* [STORED DATA]:

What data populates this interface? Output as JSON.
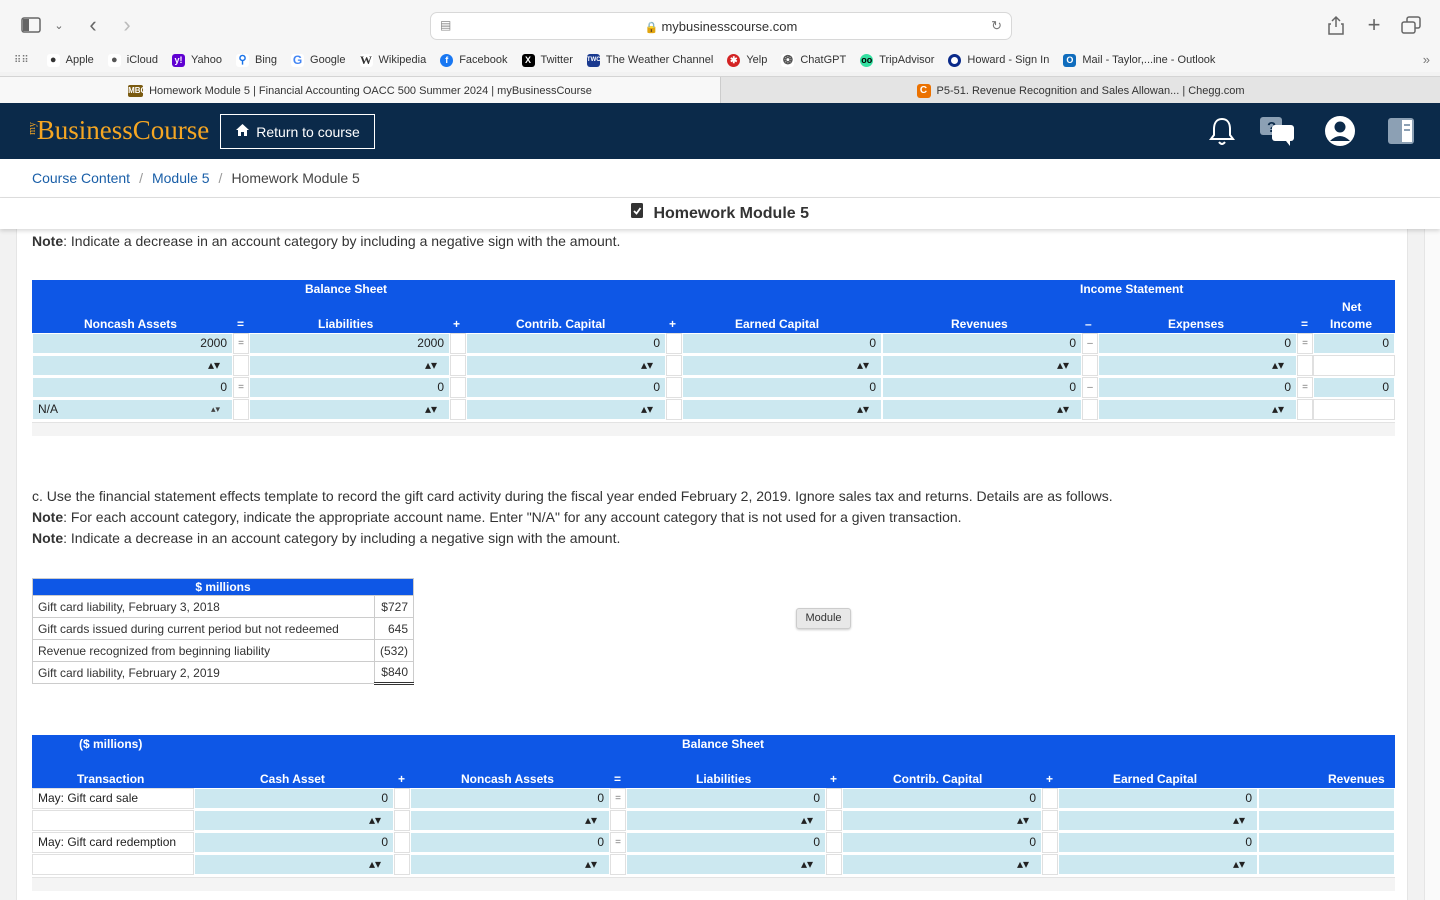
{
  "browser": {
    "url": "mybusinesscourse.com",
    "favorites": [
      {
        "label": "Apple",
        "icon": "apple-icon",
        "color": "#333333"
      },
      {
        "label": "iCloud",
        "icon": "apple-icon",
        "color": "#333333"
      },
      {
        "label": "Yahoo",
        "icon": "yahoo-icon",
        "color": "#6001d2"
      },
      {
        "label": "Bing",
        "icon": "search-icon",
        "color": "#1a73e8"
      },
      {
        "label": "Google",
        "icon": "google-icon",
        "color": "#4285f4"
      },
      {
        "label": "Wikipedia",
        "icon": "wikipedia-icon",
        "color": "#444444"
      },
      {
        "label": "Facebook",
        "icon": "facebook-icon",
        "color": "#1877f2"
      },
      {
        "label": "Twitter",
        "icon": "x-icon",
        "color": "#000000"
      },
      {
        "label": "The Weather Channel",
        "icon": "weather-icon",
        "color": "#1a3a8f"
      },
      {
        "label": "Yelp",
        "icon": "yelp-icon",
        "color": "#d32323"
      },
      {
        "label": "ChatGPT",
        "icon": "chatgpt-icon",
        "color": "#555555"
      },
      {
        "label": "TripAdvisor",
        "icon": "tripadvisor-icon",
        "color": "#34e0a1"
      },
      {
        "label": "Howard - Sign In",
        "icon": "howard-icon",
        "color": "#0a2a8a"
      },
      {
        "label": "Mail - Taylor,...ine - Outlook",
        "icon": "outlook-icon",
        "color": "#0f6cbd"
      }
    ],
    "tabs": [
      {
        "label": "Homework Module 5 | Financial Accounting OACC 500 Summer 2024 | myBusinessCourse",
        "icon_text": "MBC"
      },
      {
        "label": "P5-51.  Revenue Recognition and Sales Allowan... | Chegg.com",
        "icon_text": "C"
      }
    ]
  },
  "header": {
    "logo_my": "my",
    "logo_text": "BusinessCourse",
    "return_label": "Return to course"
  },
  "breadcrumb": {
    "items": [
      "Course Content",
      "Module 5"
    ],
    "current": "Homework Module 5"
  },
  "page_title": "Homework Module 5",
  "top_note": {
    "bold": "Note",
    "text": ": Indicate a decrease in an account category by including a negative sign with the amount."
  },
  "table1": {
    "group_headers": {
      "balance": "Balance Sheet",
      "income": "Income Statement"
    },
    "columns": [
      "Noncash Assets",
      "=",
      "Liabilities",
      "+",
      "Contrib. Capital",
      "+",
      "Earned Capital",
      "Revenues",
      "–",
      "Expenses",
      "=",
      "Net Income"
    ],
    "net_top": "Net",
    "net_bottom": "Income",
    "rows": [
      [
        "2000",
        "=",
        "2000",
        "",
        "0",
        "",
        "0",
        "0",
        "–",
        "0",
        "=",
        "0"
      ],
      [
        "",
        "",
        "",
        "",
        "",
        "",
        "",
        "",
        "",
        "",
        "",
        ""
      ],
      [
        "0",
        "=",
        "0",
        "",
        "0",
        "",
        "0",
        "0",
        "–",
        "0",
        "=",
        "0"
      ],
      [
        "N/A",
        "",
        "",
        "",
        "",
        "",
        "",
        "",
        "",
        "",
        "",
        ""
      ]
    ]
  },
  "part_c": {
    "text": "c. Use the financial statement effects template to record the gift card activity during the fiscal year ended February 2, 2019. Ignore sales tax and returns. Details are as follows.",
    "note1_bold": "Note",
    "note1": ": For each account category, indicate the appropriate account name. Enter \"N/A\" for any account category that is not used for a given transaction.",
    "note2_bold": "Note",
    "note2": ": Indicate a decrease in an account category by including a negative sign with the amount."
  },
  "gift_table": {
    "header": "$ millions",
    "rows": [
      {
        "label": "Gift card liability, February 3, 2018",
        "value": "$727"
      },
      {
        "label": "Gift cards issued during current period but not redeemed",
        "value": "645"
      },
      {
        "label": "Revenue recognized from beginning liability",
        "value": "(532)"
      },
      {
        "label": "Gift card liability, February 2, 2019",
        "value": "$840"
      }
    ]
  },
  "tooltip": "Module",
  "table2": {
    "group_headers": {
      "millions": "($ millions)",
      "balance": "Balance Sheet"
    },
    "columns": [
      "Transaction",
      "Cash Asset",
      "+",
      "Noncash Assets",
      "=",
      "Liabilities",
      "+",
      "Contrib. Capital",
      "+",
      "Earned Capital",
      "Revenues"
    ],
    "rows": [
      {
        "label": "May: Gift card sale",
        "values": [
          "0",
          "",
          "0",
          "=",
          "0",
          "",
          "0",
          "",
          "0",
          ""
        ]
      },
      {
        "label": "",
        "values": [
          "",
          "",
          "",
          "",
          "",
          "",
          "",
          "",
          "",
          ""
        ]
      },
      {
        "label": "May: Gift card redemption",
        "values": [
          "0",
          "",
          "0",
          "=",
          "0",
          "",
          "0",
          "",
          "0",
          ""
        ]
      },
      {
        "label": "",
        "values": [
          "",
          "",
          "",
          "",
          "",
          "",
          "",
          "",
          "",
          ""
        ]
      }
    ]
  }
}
* * *
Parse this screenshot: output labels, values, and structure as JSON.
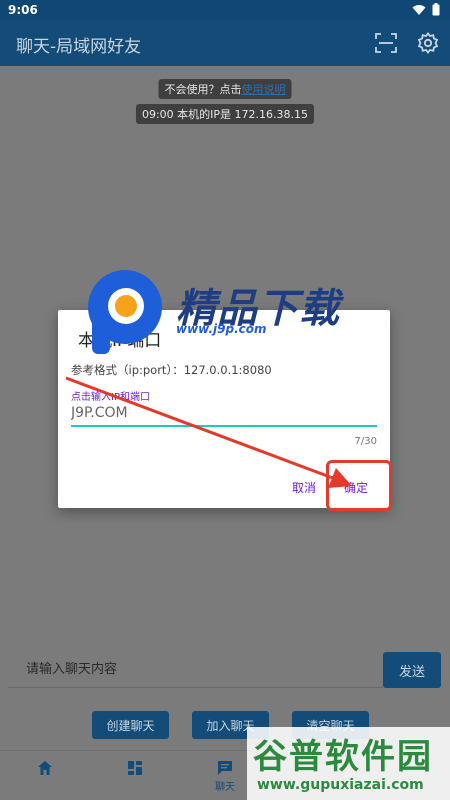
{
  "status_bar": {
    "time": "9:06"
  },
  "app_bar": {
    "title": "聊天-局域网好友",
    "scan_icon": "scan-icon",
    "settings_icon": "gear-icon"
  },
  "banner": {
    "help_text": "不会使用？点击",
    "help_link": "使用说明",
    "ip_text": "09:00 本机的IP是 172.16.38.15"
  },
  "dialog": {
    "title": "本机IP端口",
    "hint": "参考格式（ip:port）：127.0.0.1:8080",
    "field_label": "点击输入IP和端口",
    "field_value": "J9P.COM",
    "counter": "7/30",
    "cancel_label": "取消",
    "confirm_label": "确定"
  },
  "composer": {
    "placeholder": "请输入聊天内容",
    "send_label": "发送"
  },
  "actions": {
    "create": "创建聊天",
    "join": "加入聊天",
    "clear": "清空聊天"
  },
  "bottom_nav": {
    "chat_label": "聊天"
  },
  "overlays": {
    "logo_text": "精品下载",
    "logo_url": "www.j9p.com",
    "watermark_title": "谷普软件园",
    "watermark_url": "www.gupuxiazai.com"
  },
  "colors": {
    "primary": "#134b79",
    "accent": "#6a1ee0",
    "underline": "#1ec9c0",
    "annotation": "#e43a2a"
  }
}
==
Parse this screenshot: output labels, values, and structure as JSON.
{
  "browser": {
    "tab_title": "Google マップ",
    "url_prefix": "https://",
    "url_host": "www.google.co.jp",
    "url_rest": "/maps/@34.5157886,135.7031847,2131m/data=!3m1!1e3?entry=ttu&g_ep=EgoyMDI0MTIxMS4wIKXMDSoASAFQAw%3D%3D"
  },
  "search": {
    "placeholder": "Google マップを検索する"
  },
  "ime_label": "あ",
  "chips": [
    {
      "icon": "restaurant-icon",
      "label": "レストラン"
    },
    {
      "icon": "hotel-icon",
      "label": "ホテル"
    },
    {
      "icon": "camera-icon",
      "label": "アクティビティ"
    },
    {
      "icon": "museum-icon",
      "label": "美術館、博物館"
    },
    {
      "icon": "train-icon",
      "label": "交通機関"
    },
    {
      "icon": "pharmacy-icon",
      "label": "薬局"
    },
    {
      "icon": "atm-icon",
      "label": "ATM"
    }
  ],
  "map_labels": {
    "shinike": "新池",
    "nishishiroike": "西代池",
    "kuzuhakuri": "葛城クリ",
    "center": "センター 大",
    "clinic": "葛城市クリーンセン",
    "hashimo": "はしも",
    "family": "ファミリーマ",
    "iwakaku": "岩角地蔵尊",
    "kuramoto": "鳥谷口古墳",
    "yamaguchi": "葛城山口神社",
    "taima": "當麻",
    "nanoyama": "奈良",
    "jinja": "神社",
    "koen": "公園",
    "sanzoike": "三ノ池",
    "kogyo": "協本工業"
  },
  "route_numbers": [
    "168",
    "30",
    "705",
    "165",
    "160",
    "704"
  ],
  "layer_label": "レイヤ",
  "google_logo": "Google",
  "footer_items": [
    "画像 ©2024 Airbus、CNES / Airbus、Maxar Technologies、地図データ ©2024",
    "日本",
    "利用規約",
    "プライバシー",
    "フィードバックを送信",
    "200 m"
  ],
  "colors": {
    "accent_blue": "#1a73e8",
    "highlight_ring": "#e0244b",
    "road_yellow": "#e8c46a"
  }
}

* [WHAT YOU SHOULD DO]: Filter the listing above by the word "amount"; copy each line that passes.

* [RESULT OF THIS EXERCISE]:
    "text": ": Indicate a decrease in an account category by including a negative sign with the amount."
    "note2": ": Indicate a decrease in an account category by including a negative sign with the amount."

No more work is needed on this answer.